Some records:

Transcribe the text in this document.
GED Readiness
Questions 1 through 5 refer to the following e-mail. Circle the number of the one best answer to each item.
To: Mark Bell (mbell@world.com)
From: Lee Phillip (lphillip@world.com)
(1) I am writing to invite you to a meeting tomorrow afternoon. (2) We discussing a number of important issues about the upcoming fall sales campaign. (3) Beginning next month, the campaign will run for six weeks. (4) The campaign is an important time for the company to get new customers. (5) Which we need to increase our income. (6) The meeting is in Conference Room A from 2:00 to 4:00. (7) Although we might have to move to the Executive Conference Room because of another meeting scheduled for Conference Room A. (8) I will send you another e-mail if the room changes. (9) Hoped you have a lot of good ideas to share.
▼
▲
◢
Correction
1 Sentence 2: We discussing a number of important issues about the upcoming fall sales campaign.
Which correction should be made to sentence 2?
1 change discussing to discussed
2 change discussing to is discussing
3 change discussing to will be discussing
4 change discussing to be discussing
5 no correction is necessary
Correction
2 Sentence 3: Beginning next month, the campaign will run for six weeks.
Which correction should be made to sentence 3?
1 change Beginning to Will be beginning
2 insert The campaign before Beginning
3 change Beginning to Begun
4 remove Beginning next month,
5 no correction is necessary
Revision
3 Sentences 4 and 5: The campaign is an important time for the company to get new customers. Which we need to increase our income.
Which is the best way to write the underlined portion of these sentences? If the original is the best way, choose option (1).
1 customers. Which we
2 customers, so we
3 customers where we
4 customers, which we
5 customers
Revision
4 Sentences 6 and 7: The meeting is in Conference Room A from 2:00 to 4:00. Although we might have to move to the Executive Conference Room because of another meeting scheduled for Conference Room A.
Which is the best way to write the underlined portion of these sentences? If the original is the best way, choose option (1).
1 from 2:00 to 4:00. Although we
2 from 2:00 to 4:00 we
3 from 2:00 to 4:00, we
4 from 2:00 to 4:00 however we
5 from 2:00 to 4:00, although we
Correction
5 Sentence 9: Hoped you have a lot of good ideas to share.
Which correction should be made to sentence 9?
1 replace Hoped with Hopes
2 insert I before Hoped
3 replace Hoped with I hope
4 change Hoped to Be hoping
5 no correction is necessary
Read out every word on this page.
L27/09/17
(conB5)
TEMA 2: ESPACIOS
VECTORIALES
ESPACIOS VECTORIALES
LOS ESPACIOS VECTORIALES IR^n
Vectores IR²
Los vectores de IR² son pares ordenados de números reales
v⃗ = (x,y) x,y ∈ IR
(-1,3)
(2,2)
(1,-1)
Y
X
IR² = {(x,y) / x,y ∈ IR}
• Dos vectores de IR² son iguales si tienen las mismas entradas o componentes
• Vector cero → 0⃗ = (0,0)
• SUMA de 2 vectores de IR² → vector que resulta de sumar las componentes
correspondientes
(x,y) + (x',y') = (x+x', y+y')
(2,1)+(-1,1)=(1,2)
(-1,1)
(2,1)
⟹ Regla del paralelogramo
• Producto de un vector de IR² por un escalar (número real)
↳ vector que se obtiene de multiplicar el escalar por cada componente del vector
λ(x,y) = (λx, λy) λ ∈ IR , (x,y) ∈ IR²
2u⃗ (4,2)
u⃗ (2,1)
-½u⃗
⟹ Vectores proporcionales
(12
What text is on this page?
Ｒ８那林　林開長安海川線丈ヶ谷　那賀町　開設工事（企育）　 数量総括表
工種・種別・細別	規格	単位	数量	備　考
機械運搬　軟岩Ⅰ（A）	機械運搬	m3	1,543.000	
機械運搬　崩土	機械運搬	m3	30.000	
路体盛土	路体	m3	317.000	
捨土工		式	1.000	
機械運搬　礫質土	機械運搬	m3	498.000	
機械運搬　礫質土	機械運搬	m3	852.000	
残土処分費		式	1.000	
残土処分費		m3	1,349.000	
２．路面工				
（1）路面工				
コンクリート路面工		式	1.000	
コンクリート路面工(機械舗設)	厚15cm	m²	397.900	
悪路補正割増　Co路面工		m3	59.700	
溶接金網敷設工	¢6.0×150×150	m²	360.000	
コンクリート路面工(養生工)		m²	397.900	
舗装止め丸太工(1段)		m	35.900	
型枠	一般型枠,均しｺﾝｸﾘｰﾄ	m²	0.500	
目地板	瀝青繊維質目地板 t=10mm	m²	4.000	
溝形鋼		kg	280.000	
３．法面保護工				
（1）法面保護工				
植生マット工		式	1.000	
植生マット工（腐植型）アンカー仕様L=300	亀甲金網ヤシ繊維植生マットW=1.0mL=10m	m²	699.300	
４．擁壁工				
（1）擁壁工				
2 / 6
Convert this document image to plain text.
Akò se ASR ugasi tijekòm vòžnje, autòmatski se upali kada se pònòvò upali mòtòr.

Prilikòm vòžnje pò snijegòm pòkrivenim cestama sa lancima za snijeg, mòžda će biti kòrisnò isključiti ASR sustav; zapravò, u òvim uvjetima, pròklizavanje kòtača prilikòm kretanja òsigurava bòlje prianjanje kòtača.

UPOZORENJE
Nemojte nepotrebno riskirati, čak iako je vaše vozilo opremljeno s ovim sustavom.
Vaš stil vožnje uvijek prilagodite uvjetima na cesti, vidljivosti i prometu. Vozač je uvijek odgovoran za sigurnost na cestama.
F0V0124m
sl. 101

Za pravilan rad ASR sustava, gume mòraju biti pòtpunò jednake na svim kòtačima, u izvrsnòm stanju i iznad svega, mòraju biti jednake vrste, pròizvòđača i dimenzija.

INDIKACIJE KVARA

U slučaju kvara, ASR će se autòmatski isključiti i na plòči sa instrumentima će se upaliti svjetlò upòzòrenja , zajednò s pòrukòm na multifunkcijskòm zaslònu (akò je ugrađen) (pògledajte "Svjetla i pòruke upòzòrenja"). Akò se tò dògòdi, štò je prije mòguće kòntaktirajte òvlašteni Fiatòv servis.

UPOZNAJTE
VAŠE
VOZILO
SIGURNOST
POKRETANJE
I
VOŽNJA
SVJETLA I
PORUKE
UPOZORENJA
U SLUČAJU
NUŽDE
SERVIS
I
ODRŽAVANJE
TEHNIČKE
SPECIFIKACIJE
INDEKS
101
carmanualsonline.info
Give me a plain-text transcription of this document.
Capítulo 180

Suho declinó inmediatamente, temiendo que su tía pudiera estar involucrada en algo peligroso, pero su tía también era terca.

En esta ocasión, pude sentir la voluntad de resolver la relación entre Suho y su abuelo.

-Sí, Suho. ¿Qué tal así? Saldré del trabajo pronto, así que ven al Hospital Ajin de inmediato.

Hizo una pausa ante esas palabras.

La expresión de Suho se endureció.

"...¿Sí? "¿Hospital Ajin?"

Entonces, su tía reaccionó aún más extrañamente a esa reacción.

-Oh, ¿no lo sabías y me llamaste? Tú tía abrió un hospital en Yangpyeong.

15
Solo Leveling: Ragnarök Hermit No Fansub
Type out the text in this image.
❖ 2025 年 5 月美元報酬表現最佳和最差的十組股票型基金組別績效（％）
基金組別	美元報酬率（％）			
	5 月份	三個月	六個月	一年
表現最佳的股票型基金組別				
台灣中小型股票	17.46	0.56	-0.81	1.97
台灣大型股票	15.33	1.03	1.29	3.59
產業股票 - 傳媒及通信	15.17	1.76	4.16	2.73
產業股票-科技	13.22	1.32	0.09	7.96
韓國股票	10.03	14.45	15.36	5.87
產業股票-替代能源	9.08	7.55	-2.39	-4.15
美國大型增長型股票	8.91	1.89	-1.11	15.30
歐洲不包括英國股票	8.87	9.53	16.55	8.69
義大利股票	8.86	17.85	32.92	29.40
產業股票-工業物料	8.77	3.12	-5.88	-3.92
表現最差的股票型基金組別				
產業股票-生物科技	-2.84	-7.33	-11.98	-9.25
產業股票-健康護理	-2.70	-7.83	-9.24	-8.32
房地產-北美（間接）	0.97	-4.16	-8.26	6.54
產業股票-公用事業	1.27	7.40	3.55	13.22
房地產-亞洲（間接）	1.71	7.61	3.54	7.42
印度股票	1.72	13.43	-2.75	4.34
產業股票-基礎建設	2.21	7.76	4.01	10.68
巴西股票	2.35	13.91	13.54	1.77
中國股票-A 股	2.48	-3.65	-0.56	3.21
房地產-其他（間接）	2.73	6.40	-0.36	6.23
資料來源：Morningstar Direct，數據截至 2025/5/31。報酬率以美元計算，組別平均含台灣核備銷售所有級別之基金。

**INSTRUCTIONS FOR THE TASK**
List every line from the entries above in which "image" appears.

**RESPONSE TO THE TASK**
Convert this document image to plain text.
Type out the text in this image.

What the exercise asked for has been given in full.